> Dataset records
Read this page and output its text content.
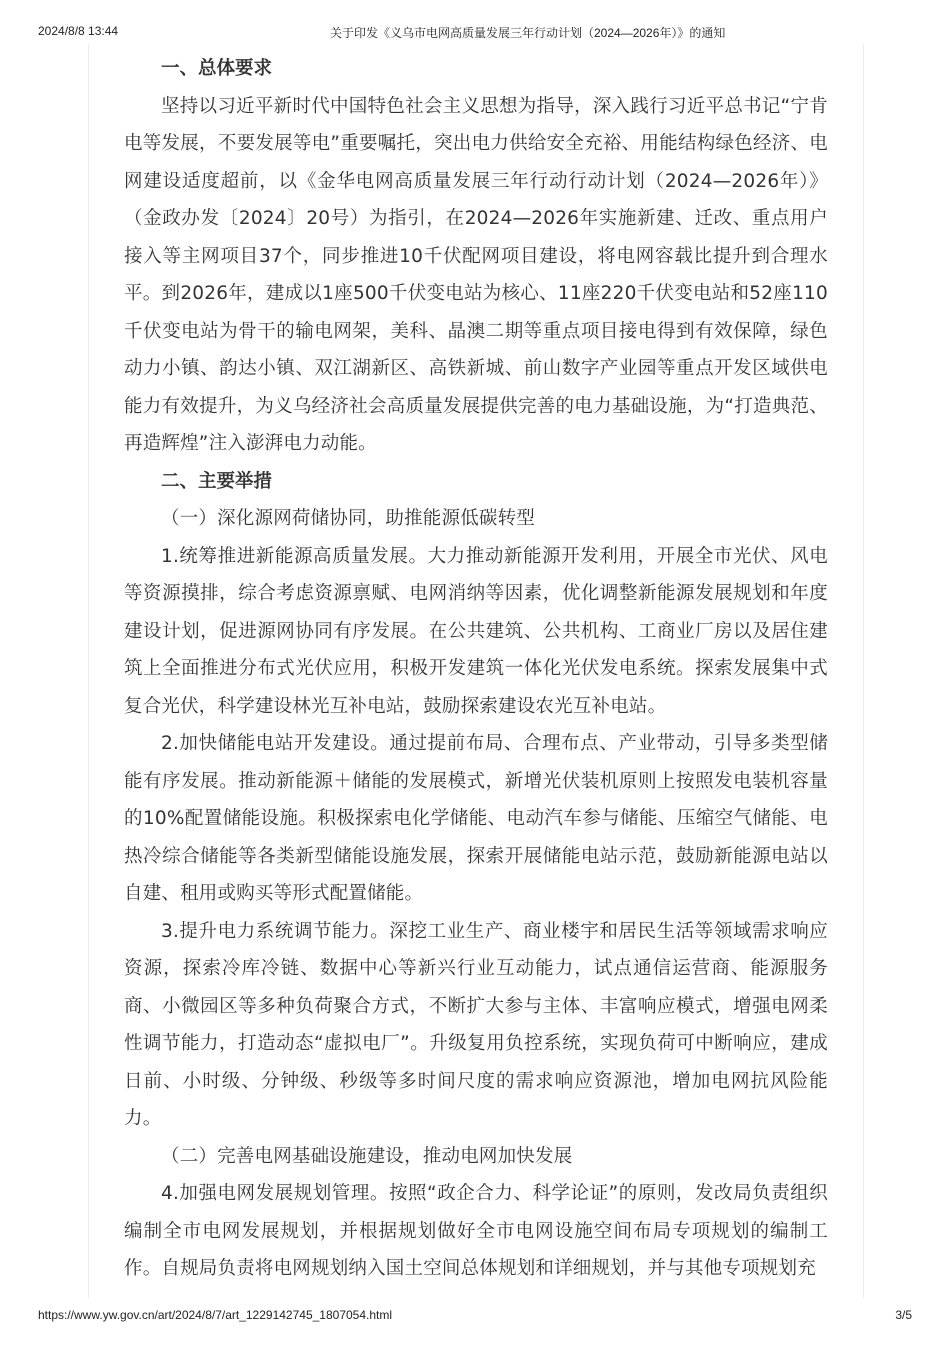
2024/8/8 13:44	关于印发《义乌市电网高质量发展三年行动计划（2024—2026年）》的通知
一、总体要求

坚持以习近平新时代中国特色社会主义思想为指导，深入践行习近平总书记“宁肯电等发展，不要发展等电”重要嘱托，突出电力供给安全充裕、用能结构绿色经济、电网建设适度超前，以《金华电网高质量发展三年行动行动计划（2024—2026年）》（金政办发〔2024〕20号）为指引，在2024—2026年实施新建、迁改、重点用户接入等主网项目37个，同步推进10千伏配网项目建设，将电网容载比提升到合理水平。到2026年，建成以1座500千伏变电站为核心、11座220千伏变电站和52座110千伏变电站为骨干的输电网架，美科、晶澳二期等重点项目接电得到有效保障，绿色动力小镇、韵达小镇、双江湖新区、高铁新城、前山数字产业园等重点开发区域供电能力有效提升，为义乌经济社会高质量发展提供完善的电力基础设施，为“打造典范、再造辉煌”注入澎湃电力动能。

二、主要举措

（一）深化源网荷储协同，助推能源低碳转型

1.统筹推进新能源高质量发展。大力推动新能源开发利用，开展全市光伏、风电等资源摸排，综合考虑资源禀赋、电网消纳等因素，优化调整新能源发展规划和年度建设计划，促进源网协同有序发展。在公共建筑、公共机构、工商业厂房以及居住建筑上全面推进分布式光伏应用，积极开发建筑一体化光伏发电系统。探索发展集中式复合光伏，科学建设林光互补电站，鼓励探索建设农光互补电站。

2.加快储能电站开发建设。通过提前布局、合理布点、产业带动，引导多类型储能有序发展。推动新能源＋储能的发展模式，新增光伏装机原则上按照发电装机容量的10%配置储能设施。积极探索电化学储能、电动汽车参与储能、压缩空气储能、电热冷综合储能等各类新型储能设施发展，探索开展储能电站示范，鼓励新能源电站以自建、租用或购买等形式配置储能。

3.提升电力系统调节能力。深挖工业生产、商业楼宇和居民生活等领域需求响应资源，探索冷库冷链、数据中心等新兴行业互动能力，试点通信运营商、能源服务商、小微园区等多种负荷聚合方式，不断扩大参与主体、丰富响应模式，增强电网柔性调节能力，打造动态“虚拟电厂”。升级复用负控系统，实现负荷可中断响应，建成日前、小时级、分钟级、秒级等多时间尺度的需求响应资源池，增加电网抗风险能力。

（二）完善电网基础设施建设，推动电网加快发展

4.加强电网发展规划管理。按照“政企合力、科学论证”的原则，发改局负责组织编制全市电网发展规划，并根据规划做好全市电网设施空间布局专项规划的编制工作。自规局负责将电网规划纳入国土空间总体规划和详细规划，并与其他专项规划充

https://www.yw.gov.cn/art/2024/8/7/art_1229142745_1807054.html	3/5
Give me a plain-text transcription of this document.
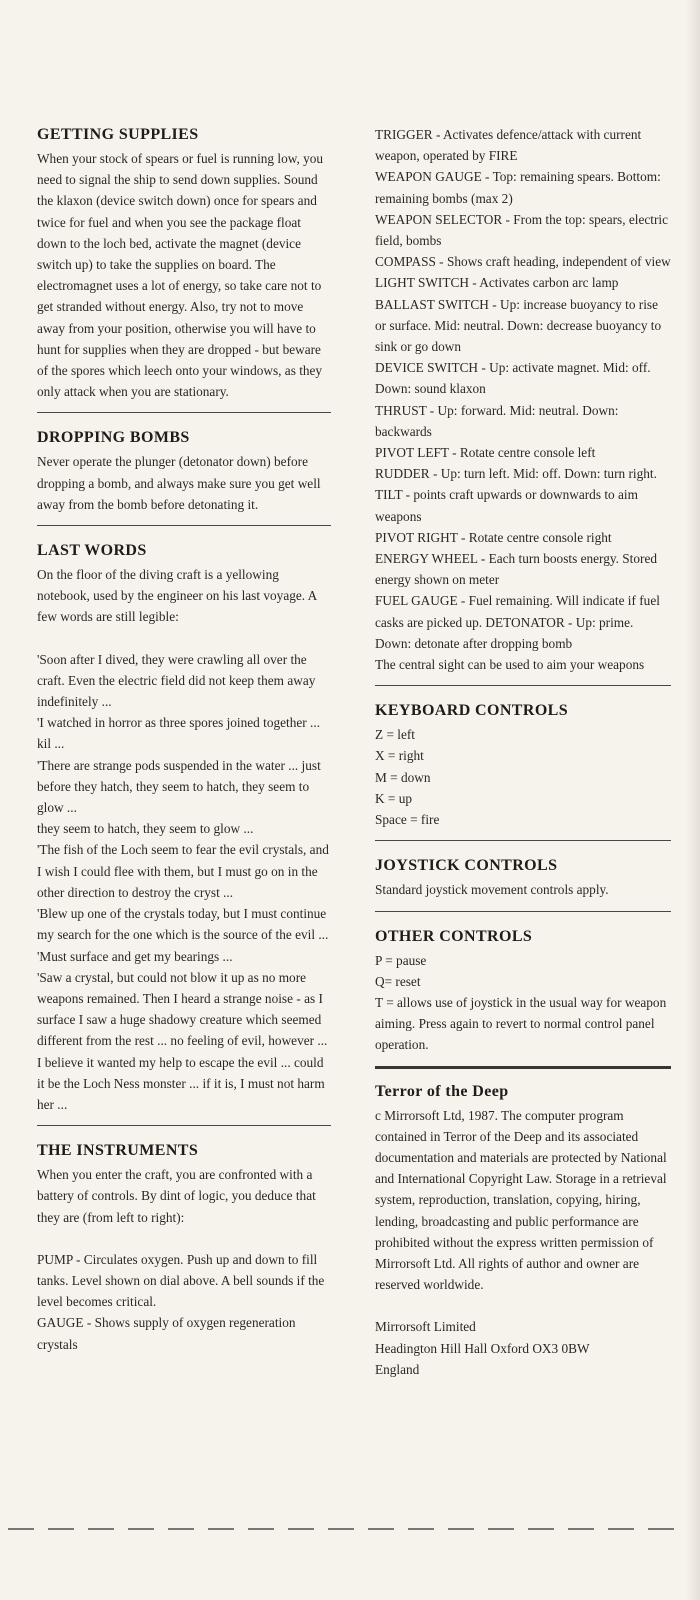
GETTING SUPPLIES

When your stock of spears or fuel is running low, you need to signal the ship to send down supplies. Sound the klaxon (device switch down) once for spears and twice for fuel and when you see the package float down to the loch bed, activate the magnet (device switch up) to take the supplies on board. The electromagnet uses a lot of energy, so take care not to get stranded without energy. Also, try not to move away from your position, otherwise you will have to hunt for supplies when they are dropped - but beware of the spores which leech onto your windows, as they only attack when you are stationary.

DROPPING BOMBS

Never operate the plunger (detonator down) before dropping a bomb, and always make sure you get well away from the bomb before detonating it.

LAST WORDS

On the floor of the diving craft is a yellowing notebook, used by the engineer on his last voyage. A few words are still legible:

'Soon after I dived, they were crawling all over the craft. Even the electric field did not keep them away indefinitely ...

'I watched in horror as three spores joined together ... kil ...

'There are strange pods suspended in the water ... just before they hatch, they seem to hatch, they seem to glow ...

they seem to hatch, they seem to glow ...

'The fish of the Loch seem to fear the evil crystals, and I wish I could flee with them, but I must go on in the other direction to destroy the cryst ...

'Blew up one of the crystals today, but I must continue my search for the one which is the source of the evil ...

'Must surface and get my bearings ...

'Saw a crystal, but could not blow it up as no more weapons remained. Then I heard a strange noise - as I surface I saw a huge shadowy creature which seemed different from the rest ... no feeling of evil, however ... I believe it wanted my help to escape the evil ... could it be the Loch Ness monster ... if it is, I must not harm her ...

THE INSTRUMENTS

When you enter the craft, you are confronted with a battery of controls. By dint of logic, you deduce that they are (from left to right):

PUMP - Circulates oxygen. Push up and down to fill tanks. Level shown on dial above. A bell sounds if the level becomes critical.

GAUGE - Shows supply of oxygen regeneration crystals

TRIGGER - Activates defence/attack with current weapon, operated by FIRE

WEAPON GAUGE - Top: remaining spears. Bottom: remaining bombs (max 2)

WEAPON SELECTOR - From the top: spears, electric field, bombs

COMPASS - Shows craft heading, independent of view

LIGHT SWITCH - Activates carbon arc lamp

BALLAST SWITCH - Up: increase buoyancy to rise or surface. Mid: neutral. Down: decrease buoyancy to sink or go down

DEVICE SWITCH - Up: activate magnet. Mid: off. Down: sound klaxon

THRUST - Up: forward. Mid: neutral. Down: backwards

PIVOT LEFT - Rotate centre console left

RUDDER - Up: turn left. Mid: off. Down: turn right.

TILT - points craft upwards or downwards to aim weapons

PIVOT RIGHT - Rotate centre console right

ENERGY WHEEL - Each turn boosts energy. Stored energy shown on meter

FUEL GAUGE - Fuel remaining. Will indicate if fuel casks are picked up. DETONATOR - Up: prime. Down: detonate after dropping bomb

The central sight can be used to aim your weapons

KEYBOARD CONTROLS
Z = left
X = right
M = down
K = up
Space = fire
JOYSTICK CONTROLS

Standard joystick movement controls apply.

OTHER CONTROLS
P = pause
Q= reset

T = allows use of joystick in the usual way for weapon aiming. Press again to revert to normal control panel operation.

Terror of the Deep

c Mirrorsoft Ltd, 1987. The computer program contained in Terror of the Deep and its associated documentation and materials are protected by National and International Copyright Law. Storage in a retrieval system, reproduction, translation, copying, hiring, lending, broadcasting and public performance are prohibited without the express written permission of Mirrorsoft Ltd. All rights of author and owner are reserved worldwide.

Mirrorsoft Limited
Headington Hill Hall Oxford OX3 0BW
England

> Exercise
Write out the data precisely as given, excluding the pictures.

> Task answer
Read this page and output its text content.
2024/8/8 13:44	关于印发《义乌市电网高质量发展三年行动计划（2024—2026年）》的通知
一、总体要求

坚持以习近平新时代中国特色社会主义思想为指导，深入践行习近平总书记“宁肯电等发展，不要发展等电”重要嘱托，突出电力供给安全充裕、用能结构绿色经济、电网建设适度超前，以《金华电网高质量发展三年行动行动计划（2024—2026年）》（金政办发〔2024〕20号）为指引，在2024—2026年实施新建、迁改、重点用户接入等主网项目37个，同步推进10千伏配网项目建设，将电网容载比提升到合理水平。到2026年，建成以1座500千伏变电站为核心、11座220千伏变电站和52座110千伏变电站为骨干的输电网架，美科、晶澳二期等重点项目接电得到有效保障，绿色动力小镇、韵达小镇、双江湖新区、高铁新城、前山数字产业园等重点开发区域供电能力有效提升，为义乌经济社会高质量发展提供完善的电力基础设施，为“打造典范、再造辉煌”注入澎湃电力动能。

二、主要举措

（一）深化源网荷储协同，助推能源低碳转型

1.统筹推进新能源高质量发展。大力推动新能源开发利用，开展全市光伏、风电等资源摸排，综合考虑资源禀赋、电网消纳等因素，优化调整新能源发展规划和年度建设计划，促进源网协同有序发展。在公共建筑、公共机构、工商业厂房以及居住建筑上全面推进分布式光伏应用，积极开发建筑一体化光伏发电系统。探索发展集中式复合光伏，科学建设林光互补电站，鼓励探索建设农光互补电站。

2.加快储能电站开发建设。通过提前布局、合理布点、产业带动，引导多类型储能有序发展。推动新能源＋储能的发展模式，新增光伏装机原则上按照发电装机容量的10%配置储能设施。积极探索电化学储能、电动汽车参与储能、压缩空气储能、电热冷综合储能等各类新型储能设施发展，探索开展储能电站示范，鼓励新能源电站以自建、租用或购买等形式配置储能。

3.提升电力系统调节能力。深挖工业生产、商业楼宇和居民生活等领域需求响应资源，探索冷库冷链、数据中心等新兴行业互动能力，试点通信运营商、能源服务商、小微园区等多种负荷聚合方式，不断扩大参与主体、丰富响应模式，增强电网柔性调节能力，打造动态“虚拟电厂”。升级复用负控系统，实现负荷可中断响应，建成日前、小时级、分钟级、秒级等多时间尺度的需求响应资源池，增加电网抗风险能力。

（二）完善电网基础设施建设，推动电网加快发展

4.加强电网发展规划管理。按照“政企合力、科学论证”的原则，发改局负责组织编制全市电网发展规划，并根据规划做好全市电网设施空间布局专项规划的编制工作。自规局负责将电网规划纳入国土空间总体规划和详细规划，并与其他专项规划充

https://www.yw.gov.cn/art/2024/8/7/art_1229142745_1807054.html	3/5
Give me a plain-text transcription of this document.
GETTING SUPPLIES

When your stock of spears or fuel is running low, you need to signal the ship to send down supplies. Sound the klaxon (device switch down) once for spears and twice for fuel and when you see the package float down to the loch bed, activate the magnet (device switch up) to take the supplies on board. The electromagnet uses a lot of energy, so take care not to get stranded without energy. Also, try not to move away from your position, otherwise you will have to hunt for supplies when they are dropped - but beware of the spores which leech onto your windows, as they only attack when you are stationary.

DROPPING BOMBS

Never operate the plunger (detonator down) before dropping a bomb, and always make sure you get well away from the bomb before detonating it.

LAST WORDS

On the floor of the diving craft is a yellowing notebook, used by the engineer on his last voyage. A few words are still legible:

'Soon after I dived, they were crawling all over the craft. Even the electric field did not keep them away indefinitely ...

'I watched in horror as three spores joined together ... kil ...

'There are strange pods suspended in the water ... just before they hatch, they seem to hatch, they seem to glow ...

they seem to hatch, they seem to glow ...

'The fish of the Loch seem to fear the evil crystals, and I wish I could flee with them, but I must go on in the other direction to destroy the cryst ...

'Blew up one of the crystals today, but I must continue my search for the one which is the source of the evil ...

'Must surface and get my bearings ...

'Saw a crystal, but could not blow it up as no more weapons remained. Then I heard a strange noise - as I surface I saw a huge shadowy creature which seemed different from the rest ... no feeling of evil, however ... I believe it wanted my help to escape the evil ... could it be the Loch Ness monster ... if it is, I must not harm her ...

THE INSTRUMENTS

When you enter the craft, you are confronted with a battery of controls. By dint of logic, you deduce that they are (from left to right):

PUMP - Circulates oxygen. Push up and down to fill tanks. Level shown on dial above. A bell sounds if the level becomes critical.

GAUGE - Shows supply of oxygen regeneration crystals

TRIGGER - Activates defence/attack with current weapon, operated by FIRE

WEAPON GAUGE - Top: remaining spears. Bottom: remaining bombs (max 2)

WEAPON SELECTOR - From the top: spears, electric field, bombs

COMPASS - Shows craft heading, independent of view

LIGHT SWITCH - Activates carbon arc lamp

BALLAST SWITCH - Up: increase buoyancy to rise or surface. Mid: neutral. Down: decrease buoyancy to sink or go down

DEVICE SWITCH - Up: activate magnet. Mid: off. Down: sound klaxon

THRUST - Up: forward. Mid: neutral. Down: backwards

PIVOT LEFT - Rotate centre console left

RUDDER - Up: turn left. Mid: off. Down: turn right.

TILT - points craft upwards or downwards to aim weapons

PIVOT RIGHT - Rotate centre console right

ENERGY WHEEL - Each turn boosts energy. Stored energy shown on meter

FUEL GAUGE - Fuel remaining. Will indicate if fuel casks are picked up. DETONATOR - Up: prime. Down: detonate after dropping bomb

The central sight can be used to aim your weapons

KEYBOARD CONTROLS
Z = left
X = right
M = down
K = up
Space = fire
JOYSTICK CONTROLS

Standard joystick movement controls apply.

OTHER CONTROLS
P = pause
Q= reset

T = allows use of joystick in the usual way for weapon aiming. Press again to revert to normal control panel operation.

Terror of the Deep

c Mirrorsoft Ltd, 1987. The computer program contained in Terror of the Deep and its associated documentation and materials are protected by National and International Copyright Law. Storage in a retrieval system, reproduction, translation, copying, hiring, lending, broadcasting and public performance are prohibited without the express written permission of Mirrorsoft Ltd. All rights of author and owner are reserved worldwide.

Mirrorsoft Limited
Headington Hill Hall Oxford OX3 0BW
England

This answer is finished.